====== ITEMS ======

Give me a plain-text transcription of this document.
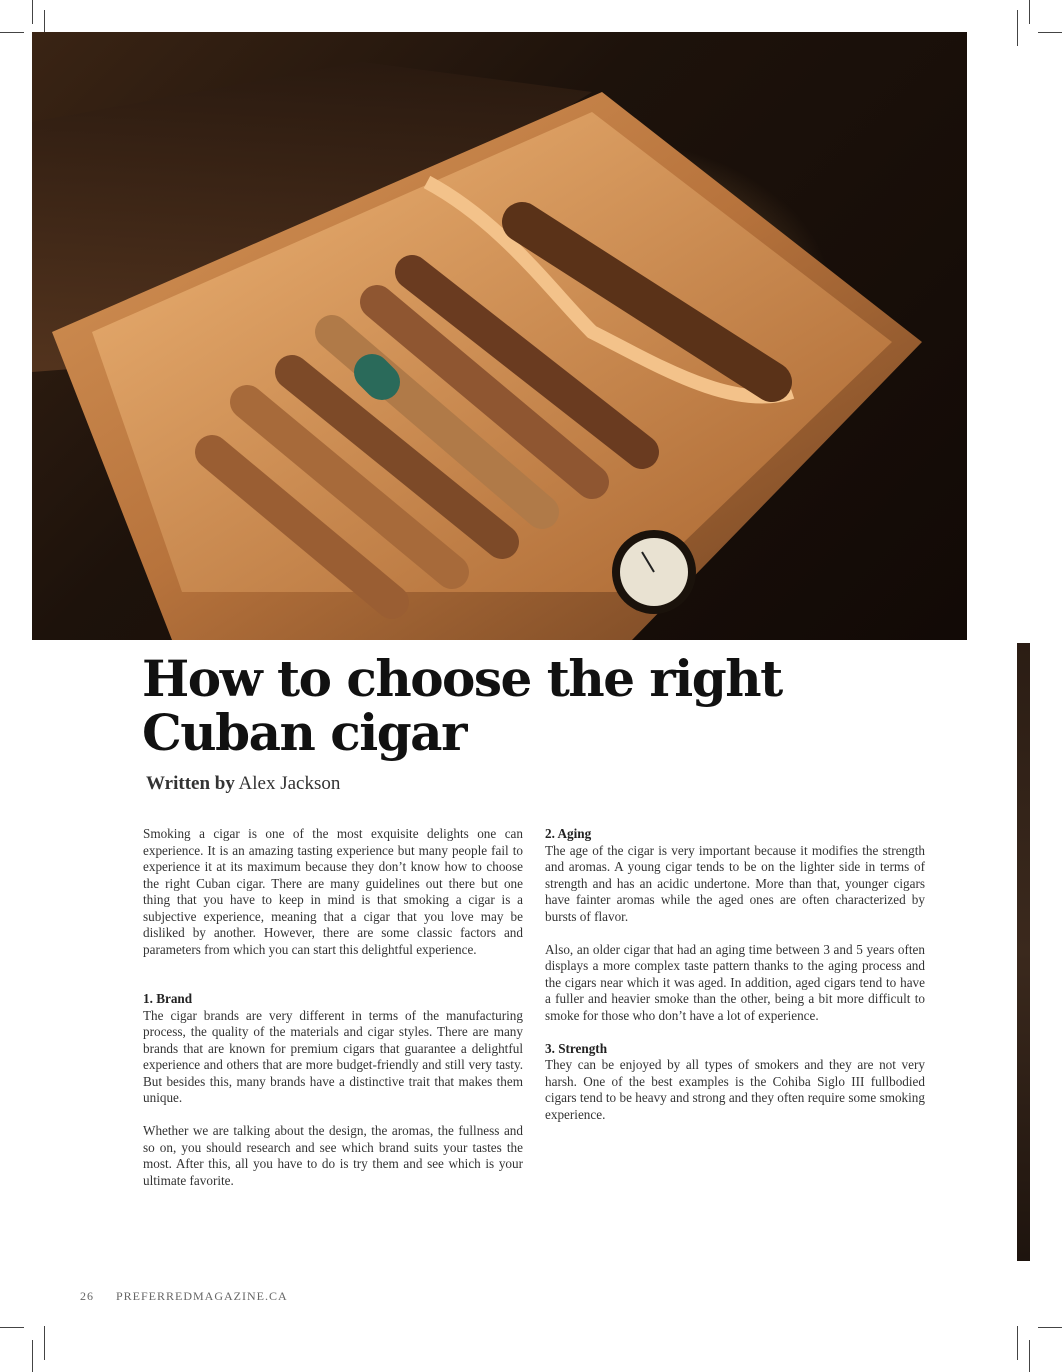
How to choose the right Cuban cigar

Written by Alex Jackson

Smoking a cigar is one of the most exquisite delights one can experience. It is an amazing tasting experience but many people fail to experience it at its maximum because they don’t know how to choose the right Cuban cigar. There are many guidelines out there but one thing that you have to keep in mind is that smoking a cigar is a subjective experience, meaning that a cigar that you love may be disliked by another. However, there are some classic factors and parameters from which you can start this delightful experience.

1. Brand

The cigar brands are very different in terms of the manufacturing process, the quality of the materials and cigar styles. There are many brands that are known for premium cigars that guarantee a delightful experience and others that are more budget-friendly and still very tasty. But besides this, many brands have a distinctive trait that makes them unique.

Whether we are talking about the design, the aromas, the fullness and so on, you should research and see which brand suits your tastes the most. After this, all you have to do is try them and see which is your ultimate favorite.

2. Aging

The age of the cigar is very important because it modifies the strength and aromas. A young cigar tends to be on the lighter side in terms of strength and has an acidic undertone. More than that, younger cigars have fainter aromas while the aged ones are often characterized by bursts of flavor.

Also, an older cigar that had an aging time between 3 and 5 years often displays a more complex taste pattern thanks to the aging process and the cigars near which it was aged. In addition, aged cigars tend to have a fuller and heavier smoke than the other, being a bit more difficult to smoke for those who don’t have a lot of experience.

3. Strength

They can be enjoyed by all types of smokers and they are not very harsh. One of the best examples is the Cohiba Siglo III fullbodied cigars tend to be heavy and strong and they often require some smoking experience.

26 PREFERREDMAGAZINE.CA
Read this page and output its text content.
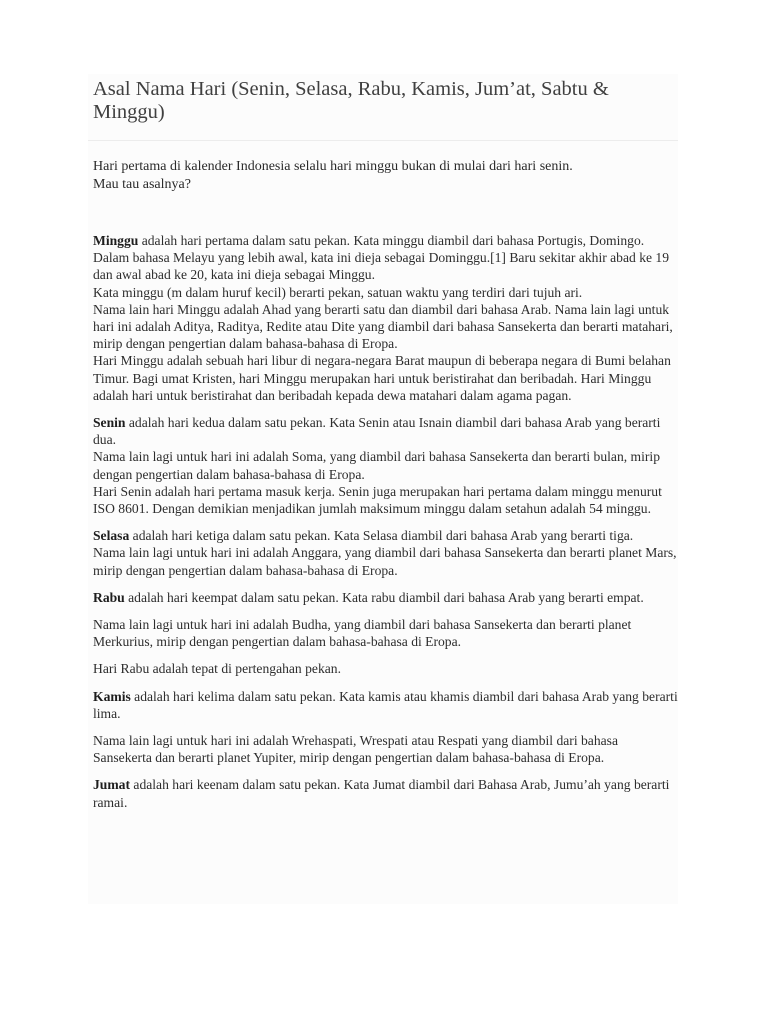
Asal Nama Hari (Senin, Selasa, Rabu, Kamis, Jum’at, Sabtu & Minggu)

Hari pertama di kalender Indonesia selalu hari minggu bukan di mulai dari hari senin.

Mau tau asalnya?

Minggu adalah hari pertama dalam satu pekan. Kata minggu diambil dari bahasa Portugis, Domingo. Dalam bahasa Melayu yang lebih awal, kata ini dieja sebagai Dominggu.[1] Baru sekitar akhir abad ke 19 dan awal abad ke 20, kata ini dieja sebagai Minggu.
Kata minggu (m dalam huruf kecil) berarti pekan, satuan waktu yang terdiri dari tujuh ari.
Nama lain hari Minggu adalah Ahad yang berarti satu dan diambil dari bahasa Arab. Nama lain lagi untuk hari ini adalah Aditya, Raditya, Redite atau Dite yang diambil dari bahasa Sansekerta dan berarti matahari, mirip dengan pengertian dalam bahasa-bahasa di Eropa.
Hari Minggu adalah sebuah hari libur di negara-negara Barat maupun di beberapa negara di Bumi belahan Timur. Bagi umat Kristen, hari Minggu merupakan hari untuk beristirahat dan beribadah. Hari Minggu adalah hari untuk beristirahat dan beribadah kepada dewa matahari dalam agama pagan.

Senin adalah hari kedua dalam satu pekan. Kata Senin atau Isnain diambil dari bahasa Arab yang berarti dua.
Nama lain lagi untuk hari ini adalah Soma, yang diambil dari bahasa Sansekerta dan berarti bulan, mirip dengan pengertian dalam bahasa-bahasa di Eropa.
Hari Senin adalah hari pertama masuk kerja. Senin juga merupakan hari pertama dalam minggu menurut ISO 8601. Dengan demikian menjadikan jumlah maksimum minggu dalam setahun adalah 54 minggu.

Selasa adalah hari ketiga dalam satu pekan. Kata Selasa diambil dari bahasa Arab yang berarti tiga.
Nama lain lagi untuk hari ini adalah Anggara, yang diambil dari bahasa Sansekerta dan berarti planet Mars, mirip dengan pengertian dalam bahasa-bahasa di Eropa.

Rabu adalah hari keempat dalam satu pekan. Kata rabu diambil dari bahasa Arab yang berarti empat.

Nama lain lagi untuk hari ini adalah Budha, yang diambil dari bahasa Sansekerta dan berarti planet Merkurius, mirip dengan pengertian dalam bahasa-bahasa di Eropa.

Hari Rabu adalah tepat di pertengahan pekan.

Kamis adalah hari kelima dalam satu pekan. Kata kamis atau khamis diambil dari bahasa Arab yang berarti lima.

Nama lain lagi untuk hari ini adalah Wrehaspati, Wrespati atau Respati yang diambil dari bahasa Sansekerta dan berarti planet Yupiter, mirip dengan pengertian dalam bahasa-bahasa di Eropa.

Jumat adalah hari keenam dalam satu pekan. Kata Jumat diambil dari Bahasa Arab, Jumu’ah yang berarti ramai.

======

Every line of the data above should be quoted exactly. Omit the pictures.

#### [FULL ANSWER]
Give me a plain-text transcription of this document.
How to choose the right Cuban cigar

Written by Alex Jackson

Smoking a cigar is one of the most exquisite delights one can experience. It is an amazing tasting experience but many people fail to experience it at its maximum because they don’t know how to choose the right Cuban cigar. There are many guidelines out there but one thing that you have to keep in mind is that smoking a cigar is a subjective experience, meaning that a cigar that you love may be disliked by another. However, there are some classic factors and parameters from which you can start this delightful experience.

1. Brand

The cigar brands are very different in terms of the manufacturing process, the quality of the materials and cigar styles. There are many brands that are known for premium cigars that guarantee a delightful experience and others that are more budget-friendly and still very tasty. But besides this, many brands have a distinctive trait that makes them unique.

Whether we are talking about the design, the aromas, the fullness and so on, you should research and see which brand suits your tastes the most. After this, all you have to do is try them and see which is your ultimate favorite.

2. Aging

The age of the cigar is very important because it modifies the strength and aromas. A young cigar tends to be on the lighter side in terms of strength and has an acidic undertone. More than that, younger cigars have fainter aromas while the aged ones are often characterized by bursts of flavor.

Also, an older cigar that had an aging time between 3 and 5 years often displays a more complex taste pattern thanks to the aging process and the cigars near which it was aged. In addition, aged cigars tend to have a fuller and heavier smoke than the other, being a bit more difficult to smoke for those who don’t have a lot of experience.

3. Strength

They can be enjoyed by all types of smokers and they are not very harsh. One of the best examples is the Cohiba Siglo III fullbodied cigars tend to be heavy and strong and they often require some smoking experience.

26 PREFERREDMAGAZINE.CA
Read this page and output its text content.
Asal Nama Hari (Senin, Selasa, Rabu, Kamis, Jum’at, Sabtu & Minggu)

Hari pertama di kalender Indonesia selalu hari minggu bukan di mulai dari hari senin.

Mau tau asalnya?

Minggu adalah hari pertama dalam satu pekan. Kata minggu diambil dari bahasa Portugis, Domingo. Dalam bahasa Melayu yang lebih awal, kata ini dieja sebagai Dominggu.[1] Baru sekitar akhir abad ke 19 dan awal abad ke 20, kata ini dieja sebagai Minggu.
Kata minggu (m dalam huruf kecil) berarti pekan, satuan waktu yang terdiri dari tujuh ari.
Nama lain hari Minggu adalah Ahad yang berarti satu dan diambil dari bahasa Arab. Nama lain lagi untuk hari ini adalah Aditya, Raditya, Redite atau Dite yang diambil dari bahasa Sansekerta dan berarti matahari, mirip dengan pengertian dalam bahasa-bahasa di Eropa.
Hari Minggu adalah sebuah hari libur di negara-negara Barat maupun di beberapa negara di Bumi belahan Timur. Bagi umat Kristen, hari Minggu merupakan hari untuk beristirahat dan beribadah. Hari Minggu adalah hari untuk beristirahat dan beribadah kepada dewa matahari dalam agama pagan.

Senin adalah hari kedua dalam satu pekan. Kata Senin atau Isnain diambil dari bahasa Arab yang berarti dua.
Nama lain lagi untuk hari ini adalah Soma, yang diambil dari bahasa Sansekerta dan berarti bulan, mirip dengan pengertian dalam bahasa-bahasa di Eropa.
Hari Senin adalah hari pertama masuk kerja. Senin juga merupakan hari pertama dalam minggu menurut ISO 8601. Dengan demikian menjadikan jumlah maksimum minggu dalam setahun adalah 54 minggu.

Selasa adalah hari ketiga dalam satu pekan. Kata Selasa diambil dari bahasa Arab yang berarti tiga.
Nama lain lagi untuk hari ini adalah Anggara, yang diambil dari bahasa Sansekerta dan berarti planet Mars, mirip dengan pengertian dalam bahasa-bahasa di Eropa.

Rabu adalah hari keempat dalam satu pekan. Kata rabu diambil dari bahasa Arab yang berarti empat.

Nama lain lagi untuk hari ini adalah Budha, yang diambil dari bahasa Sansekerta dan berarti planet Merkurius, mirip dengan pengertian dalam bahasa-bahasa di Eropa.

Hari Rabu adalah tepat di pertengahan pekan.

Kamis adalah hari kelima dalam satu pekan. Kata kamis atau khamis diambil dari bahasa Arab yang berarti lima.

Nama lain lagi untuk hari ini adalah Wrehaspati, Wrespati atau Respati yang diambil dari bahasa Sansekerta dan berarti planet Yupiter, mirip dengan pengertian dalam bahasa-bahasa di Eropa.

Jumat adalah hari keenam dalam satu pekan. Kata Jumat diambil dari Bahasa Arab, Jumu’ah yang berarti ramai.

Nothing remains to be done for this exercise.